▽

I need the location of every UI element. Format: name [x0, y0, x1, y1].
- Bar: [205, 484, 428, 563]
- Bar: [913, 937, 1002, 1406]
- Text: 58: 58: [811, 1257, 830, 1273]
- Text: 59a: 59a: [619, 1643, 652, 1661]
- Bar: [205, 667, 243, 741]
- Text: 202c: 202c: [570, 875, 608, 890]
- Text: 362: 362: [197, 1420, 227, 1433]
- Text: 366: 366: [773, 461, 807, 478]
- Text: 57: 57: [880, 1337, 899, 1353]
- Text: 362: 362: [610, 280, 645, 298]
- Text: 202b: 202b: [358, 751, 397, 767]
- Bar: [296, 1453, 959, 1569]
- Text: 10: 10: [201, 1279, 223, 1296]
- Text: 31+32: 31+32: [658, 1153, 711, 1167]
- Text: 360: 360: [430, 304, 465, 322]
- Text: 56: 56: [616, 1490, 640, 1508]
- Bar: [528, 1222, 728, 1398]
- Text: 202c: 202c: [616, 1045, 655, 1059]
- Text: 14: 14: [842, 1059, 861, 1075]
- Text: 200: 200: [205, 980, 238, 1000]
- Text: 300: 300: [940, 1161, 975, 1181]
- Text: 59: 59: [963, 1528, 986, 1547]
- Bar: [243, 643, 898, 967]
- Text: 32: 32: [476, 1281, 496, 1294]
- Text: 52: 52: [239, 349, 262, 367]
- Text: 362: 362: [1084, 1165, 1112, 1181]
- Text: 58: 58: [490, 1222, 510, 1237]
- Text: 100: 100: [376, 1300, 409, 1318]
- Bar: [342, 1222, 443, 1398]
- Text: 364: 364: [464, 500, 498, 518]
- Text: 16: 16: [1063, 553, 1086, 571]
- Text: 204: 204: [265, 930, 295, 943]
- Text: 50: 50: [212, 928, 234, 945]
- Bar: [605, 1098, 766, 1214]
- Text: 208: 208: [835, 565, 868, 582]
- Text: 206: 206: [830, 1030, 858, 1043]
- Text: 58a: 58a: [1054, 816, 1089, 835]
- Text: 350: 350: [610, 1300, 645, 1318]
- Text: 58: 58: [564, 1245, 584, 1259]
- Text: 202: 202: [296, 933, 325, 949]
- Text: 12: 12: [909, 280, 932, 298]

△

Can you rewrite all the lines above so that every "Bar" becomes "Rectangle" and nothing else changes?

I need the location of every UI element. Format: name [x0, y0, x1, y1].
- Rectangle: [205, 484, 428, 563]
- Rectangle: [913, 937, 1002, 1406]
- Text: 58: 58: [811, 1257, 830, 1273]
- Text: 59a: 59a: [619, 1643, 652, 1661]
- Rectangle: [205, 667, 243, 741]
- Text: 202c: 202c: [570, 875, 608, 890]
- Text: 362: 362: [197, 1420, 227, 1433]
- Text: 366: 366: [773, 461, 807, 478]
- Text: 57: 57: [880, 1337, 899, 1353]
- Text: 362: 362: [610, 280, 645, 298]
- Text: 202b: 202b: [358, 751, 397, 767]
- Rectangle: [296, 1453, 959, 1569]
- Text: 10: 10: [201, 1279, 223, 1296]
- Text: 31+32: 31+32: [658, 1153, 711, 1167]
- Text: 360: 360: [430, 304, 465, 322]
- Text: 56: 56: [616, 1490, 640, 1508]
- Rectangle: [528, 1222, 728, 1398]
- Text: 202c: 202c: [616, 1045, 655, 1059]
- Text: 14: 14: [842, 1059, 861, 1075]
- Text: 200: 200: [205, 980, 238, 1000]
- Text: 300: 300: [940, 1161, 975, 1181]
- Text: 59: 59: [963, 1528, 986, 1547]
- Rectangle: [243, 643, 898, 967]
- Text: 32: 32: [476, 1281, 496, 1294]
- Text: 52: 52: [239, 349, 262, 367]
- Text: 362: 362: [1084, 1165, 1112, 1181]
- Text: 58: 58: [490, 1222, 510, 1237]
- Text: 100: 100: [376, 1300, 409, 1318]
- Rectangle: [342, 1222, 443, 1398]
- Text: 364: 364: [464, 500, 498, 518]
- Text: 16: 16: [1063, 553, 1086, 571]
- Text: 204: 204: [265, 930, 295, 943]
- Text: 50: 50: [212, 928, 234, 945]
- Rectangle: [605, 1098, 766, 1214]
- Text: 208: 208: [835, 565, 868, 582]
- Text: 206: 206: [830, 1030, 858, 1043]
- Text: 58a: 58a: [1054, 816, 1089, 835]
- Text: 350: 350: [610, 1300, 645, 1318]
- Text: 58: 58: [564, 1245, 584, 1259]
- Text: 202: 202: [296, 933, 325, 949]
- Text: 12: 12: [909, 280, 932, 298]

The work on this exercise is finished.